## START

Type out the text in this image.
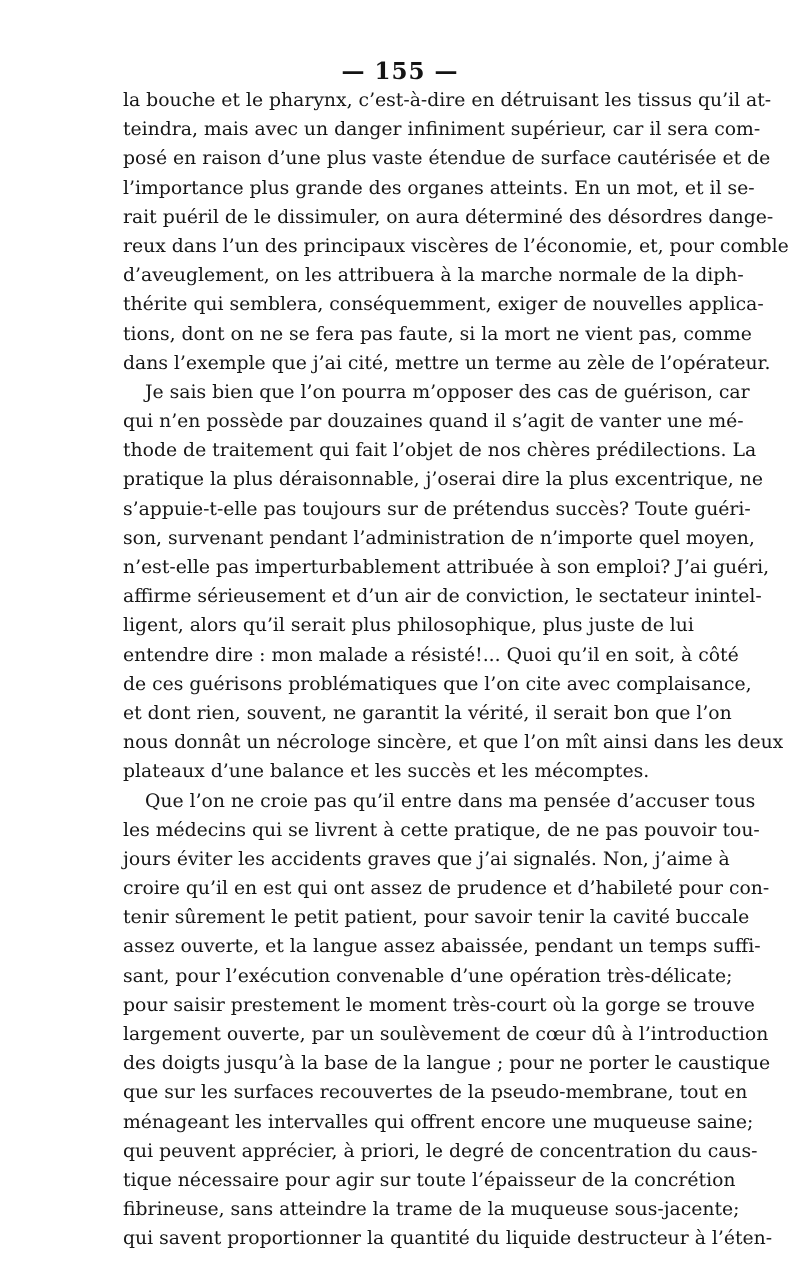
— 155 —
la bouche et le pharynx, c’est-à-dire en détruisant les tissus qu’il at-
teindra, mais avec un danger infiniment supérieur, car il sera com-
posé en raison d’une plus vaste étendue de surface cautérisée et de
l’importance plus grande des organes atteints. En un mot, et il se-
rait puéril de le dissimuler, on aura déterminé des désordres dange-
reux dans l’un des principaux viscères de l’économie, et, pour comble
d’aveuglement, on les attribuera à la marche normale de la diph-
thérite qui semblera, conséquemment, exiger de nouvelles applica-
tions, dont on ne se fera pas faute, si la mort ne vient pas, comme
dans l’exemple que j’ai cité, mettre un terme au zèle de l’opérateur.
Je sais bien que l’on pourra m’opposer des cas de guérison, car
qui n’en possède par douzaines quand il s’agit de vanter une mé-
thode de traitement qui fait l’objet de nos chères prédilections. La
pratique la plus déraisonnable, j’oserai dire la plus excentrique, ne
s’appuie-t-elle pas toujours sur de prétendus succès? Toute guéri-
son, survenant pendant l’administration de n’importe quel moyen,
n’est-elle pas imperturbablement attribuée à son emploi? J’ai guéri,
affirme sérieusement et d’un air de conviction, le sectateur inintel-
ligent, alors qu’il serait plus philosophique, plus juste de lui
entendre dire : mon malade a résisté!... Quoi qu’il en soit, à côté
de ces guérisons problématiques que l’on cite avec complaisance,
et dont rien, souvent, ne garantit la vérité, il serait bon que l’on
nous donnât un nécrologe sincère, et que l’on mît ainsi dans les deux
plateaux d’une balance et les succès et les mécomptes.
Que l’on ne croie pas qu’il entre dans ma pensée d’accuser tous
les médecins qui se livrent à cette pratique, de ne pas pouvoir tou-
jours éviter les accidents graves que j’ai signalés. Non, j’aime à
croire qu’il en est qui ont assez de prudence et d’habileté pour con-
tenir sûrement le petit patient, pour savoir tenir la cavité buccale
assez ouverte, et la langue assez abaissée, pendant un temps suffi-
sant, pour l’exécution convenable d’une opération très-délicate;
pour saisir prestement le moment très-court où la gorge se trouve
largement ouverte, par un soulèvement de cœur dû à l’introduction
des doigts jusqu’à la base de la langue ; pour ne porter le caustique
que sur les surfaces recouvertes de la pseudo-membrane, tout en
ménageant les intervalles qui offrent encore une muqueuse saine;
qui peuvent apprécier, à priori, le degré de concentration du caus-
tique nécessaire pour agir sur toute l’épaisseur de la concrétion
fibrineuse, sans atteindre la trame de la muqueuse sous-jacente;
qui savent proportionner la quantité du liquide destructeur à l’éten-
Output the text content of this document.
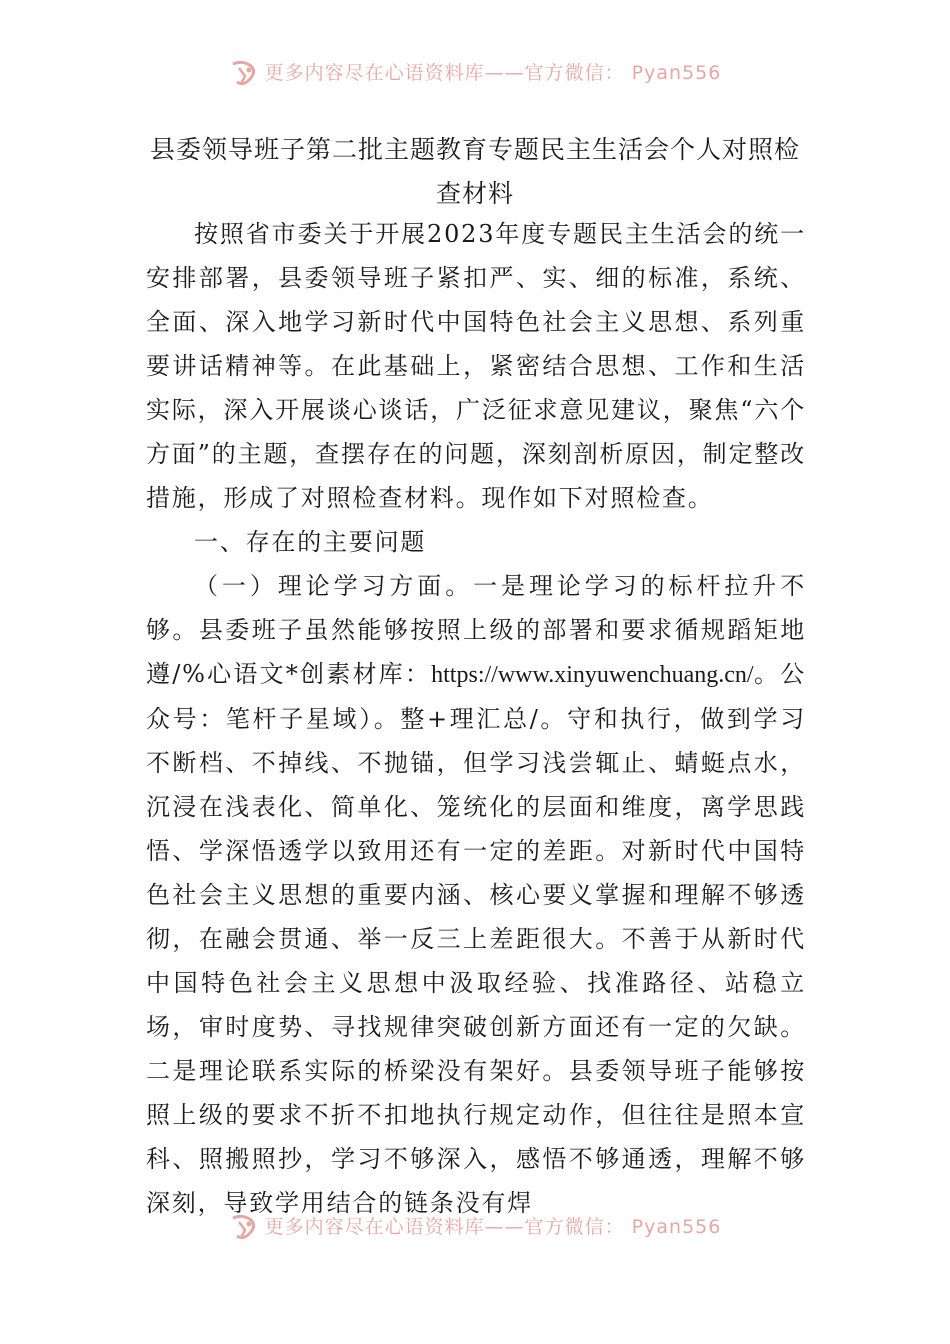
更多内容尽在心语资料库——官方微信： Pyan556
县委领导班子第二批主题教育专题民主生活会个人对照检
查材料

按照省市委关于开展2023年度专题民主生活会的统一安排部署，县委领导班子紧扣严、实、细的标准，系统、全面、深入地学习新时代中国特色社会主义思想、系列重要讲话精神等。在此基础上，紧密结合思想、工作和生活实际，深入开展谈心谈话，广泛征求意见建议，聚焦“六个方面”的主题，查摆存在的问题，深刻剖析原因，制定整改措施，形成了对照检查材料。现作如下对照检查。

一、存在的主要问题

（一）理论学习方面。一是理论学习的标杆拉升不够。县委班子虽然能够按照上级的部署和要求循规蹈矩地遵/%心语文*创素材库：https://www.xinyuwenchuang.cn/。公众号：笔杆子星域）。整+理汇总/。守和执行，做到学习不断档、不掉线、不抛锚，但学习浅尝辄止、蜻蜓点水，沉浸在浅表化、简单化、笼统化的层面和维度，离学思践悟、学深悟透学以致用还有一定的差距。对新时代中国特色社会主义思想的重要内涵、核心要义掌握和理解不够透彻，在融会贯通、举一反三上差距很大。不善于从新时代中国特色社会主义思想中汲取经验、找准路径、站稳立场，审时度势、寻找规律突破创新方面还有一定的欠缺。二是理论联系实际的桥梁没有架好。县委领导班子能够按照上级的要求不折不扣地执行规定动作，但往往是照本宣科、照搬照抄，学习不够深入，感悟不够通透，理解不够深刻，导致学用结合的链条没有焊

更多内容尽在心语资料库——官方微信： Pyan556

## END

- **Set task**: How many of the lines above hold "dire"? Answer with only the number.

- **The response**: 3